** start Record extracts **

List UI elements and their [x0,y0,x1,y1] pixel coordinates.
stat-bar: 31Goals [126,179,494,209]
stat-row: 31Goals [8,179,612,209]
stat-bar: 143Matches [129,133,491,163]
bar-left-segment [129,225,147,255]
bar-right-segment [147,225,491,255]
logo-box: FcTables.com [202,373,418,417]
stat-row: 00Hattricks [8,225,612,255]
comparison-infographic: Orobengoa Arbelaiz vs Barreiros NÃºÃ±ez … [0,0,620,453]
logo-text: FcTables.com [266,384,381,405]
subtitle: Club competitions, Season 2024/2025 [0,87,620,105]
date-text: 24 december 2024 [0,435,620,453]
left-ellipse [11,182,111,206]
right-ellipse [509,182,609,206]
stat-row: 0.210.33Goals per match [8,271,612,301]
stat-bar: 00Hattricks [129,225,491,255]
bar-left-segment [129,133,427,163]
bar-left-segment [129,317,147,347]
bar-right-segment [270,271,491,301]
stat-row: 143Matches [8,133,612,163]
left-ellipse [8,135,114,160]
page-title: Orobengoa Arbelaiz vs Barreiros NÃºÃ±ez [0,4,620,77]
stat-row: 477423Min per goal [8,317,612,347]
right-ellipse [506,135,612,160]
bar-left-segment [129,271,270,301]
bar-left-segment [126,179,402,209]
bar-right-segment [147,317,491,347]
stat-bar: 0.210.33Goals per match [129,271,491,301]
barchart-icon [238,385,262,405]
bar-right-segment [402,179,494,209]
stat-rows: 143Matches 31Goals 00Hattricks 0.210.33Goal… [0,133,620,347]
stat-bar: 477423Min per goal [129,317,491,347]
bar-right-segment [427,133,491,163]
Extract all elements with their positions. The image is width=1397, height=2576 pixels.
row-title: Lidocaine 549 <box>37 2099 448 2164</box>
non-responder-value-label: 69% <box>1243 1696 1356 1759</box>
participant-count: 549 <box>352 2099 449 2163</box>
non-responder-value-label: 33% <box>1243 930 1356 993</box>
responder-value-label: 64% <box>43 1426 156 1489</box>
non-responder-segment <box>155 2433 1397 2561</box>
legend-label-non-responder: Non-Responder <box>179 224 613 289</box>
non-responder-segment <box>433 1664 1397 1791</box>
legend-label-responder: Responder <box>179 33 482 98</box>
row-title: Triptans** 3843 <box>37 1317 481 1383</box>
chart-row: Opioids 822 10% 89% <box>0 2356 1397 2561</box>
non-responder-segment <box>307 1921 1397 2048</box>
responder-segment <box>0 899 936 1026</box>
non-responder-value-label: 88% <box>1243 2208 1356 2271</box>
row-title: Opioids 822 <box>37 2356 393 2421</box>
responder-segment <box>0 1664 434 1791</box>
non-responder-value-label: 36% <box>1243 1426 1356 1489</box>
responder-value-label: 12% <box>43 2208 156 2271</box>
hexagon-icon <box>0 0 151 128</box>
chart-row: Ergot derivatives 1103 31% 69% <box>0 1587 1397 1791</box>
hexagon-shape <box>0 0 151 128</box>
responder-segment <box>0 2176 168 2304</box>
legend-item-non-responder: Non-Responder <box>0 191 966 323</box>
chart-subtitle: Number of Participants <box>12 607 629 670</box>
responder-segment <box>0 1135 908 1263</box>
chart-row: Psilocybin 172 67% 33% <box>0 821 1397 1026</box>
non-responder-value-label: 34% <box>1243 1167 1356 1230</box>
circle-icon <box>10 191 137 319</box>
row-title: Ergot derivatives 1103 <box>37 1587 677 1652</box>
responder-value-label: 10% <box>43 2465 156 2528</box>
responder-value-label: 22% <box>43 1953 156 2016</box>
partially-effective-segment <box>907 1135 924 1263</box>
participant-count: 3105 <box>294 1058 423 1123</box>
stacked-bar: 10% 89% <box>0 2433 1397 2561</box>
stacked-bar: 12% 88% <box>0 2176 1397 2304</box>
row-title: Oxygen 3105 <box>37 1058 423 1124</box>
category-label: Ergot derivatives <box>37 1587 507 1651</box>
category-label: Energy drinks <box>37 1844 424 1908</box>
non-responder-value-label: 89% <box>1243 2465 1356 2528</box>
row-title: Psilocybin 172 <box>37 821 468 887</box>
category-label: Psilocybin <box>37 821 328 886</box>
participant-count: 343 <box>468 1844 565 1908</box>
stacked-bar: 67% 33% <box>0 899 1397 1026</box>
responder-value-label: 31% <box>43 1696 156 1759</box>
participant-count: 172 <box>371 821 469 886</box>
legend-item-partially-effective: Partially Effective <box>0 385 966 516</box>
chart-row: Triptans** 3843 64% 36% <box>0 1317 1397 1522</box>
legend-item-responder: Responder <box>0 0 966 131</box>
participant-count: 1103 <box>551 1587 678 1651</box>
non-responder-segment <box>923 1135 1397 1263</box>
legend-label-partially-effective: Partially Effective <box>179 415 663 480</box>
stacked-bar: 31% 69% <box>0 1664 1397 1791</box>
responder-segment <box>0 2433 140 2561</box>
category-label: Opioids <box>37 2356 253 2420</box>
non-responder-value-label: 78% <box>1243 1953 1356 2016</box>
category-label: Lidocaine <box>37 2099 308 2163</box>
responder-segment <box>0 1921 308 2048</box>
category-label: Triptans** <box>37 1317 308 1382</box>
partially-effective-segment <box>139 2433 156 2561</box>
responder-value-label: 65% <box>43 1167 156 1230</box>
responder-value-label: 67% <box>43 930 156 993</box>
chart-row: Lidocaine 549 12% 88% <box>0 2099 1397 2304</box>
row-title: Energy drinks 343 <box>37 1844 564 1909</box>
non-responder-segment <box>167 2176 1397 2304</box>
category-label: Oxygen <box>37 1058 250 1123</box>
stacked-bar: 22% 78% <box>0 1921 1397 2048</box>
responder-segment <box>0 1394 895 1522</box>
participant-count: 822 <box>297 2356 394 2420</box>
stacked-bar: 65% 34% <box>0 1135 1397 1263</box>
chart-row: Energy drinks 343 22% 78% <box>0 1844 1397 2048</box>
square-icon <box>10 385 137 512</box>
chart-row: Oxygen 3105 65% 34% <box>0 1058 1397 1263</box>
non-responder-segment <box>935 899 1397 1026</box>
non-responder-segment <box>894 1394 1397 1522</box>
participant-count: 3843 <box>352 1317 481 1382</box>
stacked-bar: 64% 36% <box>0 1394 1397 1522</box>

** end Record extracts **

What you are asked to do. Convert every line of the records above into a JSON list of strings, one string per line, leaving out blank lines.

Answer in full.
[
  "List UI elements and their [x0,y0,x1,y1] pixel coordinates.",
  "stat-bar: 31Goals [126,179,494,209]",
  "stat-row: 31Goals [8,179,612,209]",
  "stat-bar: 143Matches [129,133,491,163]",
  "bar-left-segment [129,225,147,255]",
  "bar-right-segment [147,225,491,255]",
  "logo-box: FcTables.com [202,373,418,417]",
  "stat-row: 00Hattricks [8,225,612,255]",
  "comparison-infographic: Orobengoa Arbelaiz vs Barreiros NÃºÃ±ez … [0,0,620,453]",
  "logo-text: FcTables.com [266,384,381,405]",
  "subtitle: Club competitions, Season 2024/2025 [0,87,620,105]",
  "date-text: 24 december 2024 [0,435,620,453]",
  "left-ellipse [11,182,111,206]",
  "right-ellipse [509,182,609,206]",
  "stat-row: 0.210.33Goals per match [8,271,612,301]",
  "stat-bar: 00Hattricks [129,225,491,255]",
  "bar-left-segment [129,133,427,163]",
  "bar-left-segment [129,317,147,347]",
  "bar-right-segment [270,271,491,301]",
  "stat-row: 143Matches [8,133,612,163]",
  "left-ellipse [8,135,114,160]",
  "page-title: Orobengoa Arbelaiz vs Barreiros NÃºÃ±ez [0,4,620,77]",
  "stat-row: 477423Min per goal [8,317,612,347]",
  "right-ellipse [506,135,612,160]",
  "bar-left-segment [129,271,270,301]",
  "bar-left-segment [126,179,402,209]",
  "bar-right-segment [147,317,491,347]",
  "stat-bar: 0.210.33Goals per match [129,271,491,301]",
  "barchart-icon [238,385,262,405]",
  "bar-right-segment [402,179,494,209]",
  "stat-rows: 143Matches 31Goals 00Hattricks 0.210.33Goal… [0,133,620,347]",
  "stat-bar: 477423Min per goal [129,317,491,347]",
  "bar-right-segment [427,133,491,163]",
  "Extract all elements with their positions. The image is width=1397, height=2576 pixels.",
  "row-title: Lidocaine 549 <box>37 2099 448 2164</box>",
  "non-responder-value-label: 69% <box>1243 1696 1356 1759</box>",
  "participant-count: 549 <box>352 2099 449 2163</box>",
  "non-responder-value-label: 33% <box>1243 930 1356 993</box>",
  "responder-value-label: 64% <box>43 1426 156 1489</box>",
  "non-responder-segment <box>155 2433 1397 2561</box>",
  "legend-label-non-responder: Non-Responder <box>179 224 613 289</box>",
  "non-responder-segment <box>433 1664 1397 1791</box>",
  "legend-label-responder: Responder <box>179 33 482 98</box>",
  "row-title: Triptans** 3843 <box>37 1317 481 1383</box>",
  "chart-row: Opioids 822 10% 89% <box>0 2356 1397 2561</box>",
  "non-responder-segment <box>307 1921 1397 2048</box>",
  "responder-segment <box>0 899 936 1026</box>",
  "non-responder-value-label: 88% <box>1243 2208 1356 2271</box>",
  "row-title: Opioids 822 <box>37 2356 393 2421</box>",
  "responder-segment <box>0 1664 434 1791</box>",
  "non-responder-value-label: 36% <box>1243 1426 1356 1489</box>",
  "responder-value-label: 12% <box>43 2208 156 2271</box>",
  "hexagon-icon <box>0 0 151 128</box>",
  "chart-row: Ergot derivatives 1103 31% 69% <box>0 1587 1397 1791</box>",
  "hexagon-shape <box>0 0 151 128</box>",
  "responder-segment <box>0 2176 168 2304</box>",
  "legend-item-non-responder: Non-Responder <box>0 191 966 323</box>",
  "chart-subtitle: Number of Participants <box>12 607 629 670</box>",
  "responder-segment <box>0 1135 908 1263</box>",
  "chart-row: Psilocybin 172 67% 33% <box>0 821 1397 1026</box>",
  "non-responder-value-label: 34% <box>1243 1167 1356 1230</box>",
  "circle-icon <box>10 191 137 319</box>",
  "row-title: Ergot derivatives 1103 <box>37 1587 677 1652</box>",
  "responder-value-label: 10% <box>43 2465 156 2528</box>",
  "responder-value-label: 22% <box>43 1953 156 2016</box>",
  "partially-effective-segment <box>907 1135 924 1263</box>",
  "participant-count: 3105 <box>294 1058 423 1123</box>",
  "stacked-bar: 10% 89% <box>0 2433 1397 2561</box>",
  "stacked-bar: 12% 88% <box>0 2176 1397 2304</box>",
  "row-title: Oxygen 3105 <box>37 1058 423 1124</box>",
  "category-label: Ergot derivatives <box>37 1587 507 1651</box>",
  "category-label: Energy drinks <box>37 1844 424 1908</box>",
  "non-responder-value-label: 89% <box>1243 2465 1356 2528</box>",
  "row-title: Psilocybin 172 <box>37 821 468 887</box>",
  "category-label: Psilocybin <box>37 821 328 886</box>",
  "participant-count: 343 <box>468 1844 565 1908</box>",
  "stacked-bar: 67% 33% <box>0 899 1397 1026</box>",
  "responder-value-label: 31% <box>43 1696 156 1759</box>",
  "participant-count: 172 <box>371 821 469 886</box>",
  "legend-item-partially-effective: Partially Effective <box>0 385 966 516</box>",
  "chart-row: Triptans** 3843 64% 36% <box>0 1317 1397 1522</box>",
  "legend-item-responder: Responder <box>0 0 966 131</box>",
  "participant-count: 1103 <box>551 1587 678 1651</box>",
  "non-responder-segment <box>923 1135 1397 1263</box>",
  "legend-label-partially-effective: Partially Effective <box>179 415 663 480</box>",
  "stacked-bar: 31% 69% <box>0 1664 1397 1791</box>",
  "responder-segment <box>0 2433 140 2561</box>",
  "category-label: Opioids <box>37 2356 253 2420</box>",
  "non-responder-value-label: 78% <box>1243 1953 1356 2016</box>",
  "category-label: Lidocaine <box>37 2099 308 2163</box>",
  "responder-segment <box>0 1921 308 2048</box>",
  "category-label: Triptans** <box>37 1317 308 1382</box>",
  "partially-effective-segment <box>139 2433 156 2561</box>",
  "responder-value-label: 65% <box>43 1167 156 1230</box>",
  "responder-value-label: 67% <box>43 930 156 993</box>",
  "chart-row: Lidocaine 549 12% 88% <box>0 2099 1397 2304</box>",
  "row-title: Energy drinks 343 <box>37 1844 564 1909</box>",
  "non-responder-segment <box>167 2176 1397 2304</box>",
  "category-label: Oxygen <box>37 1058 250 1123</box>",
  "stacked-bar: 22% 78% <box>0 1921 1397 2048</box>",
  "responder-segment <box>0 1394 895 1522</box>",
  "participant-count: 822 <box>297 2356 394 2420</box>",
  "stacked-bar: 65% 34% <box>0 1135 1397 1263</box>",
  "chart-row: Energy drinks 343 22% 78% <box>0 1844 1397 2048</box>",
  "square-icon <box>10 385 137 512</box>",
  "chart-row: Oxygen 3105 65% 34% <box>0 1058 1397 1263</box>",
  "non-responder-segment <box>935 899 1397 1026</box>",
  "non-responder-segment <box>894 1394 1397 1522</box>",
  "participant-count: 3843 <box>352 1317 481 1382</box>",
  "stacked-bar: 64% 36% <box>0 1394 1397 1522</box>"
]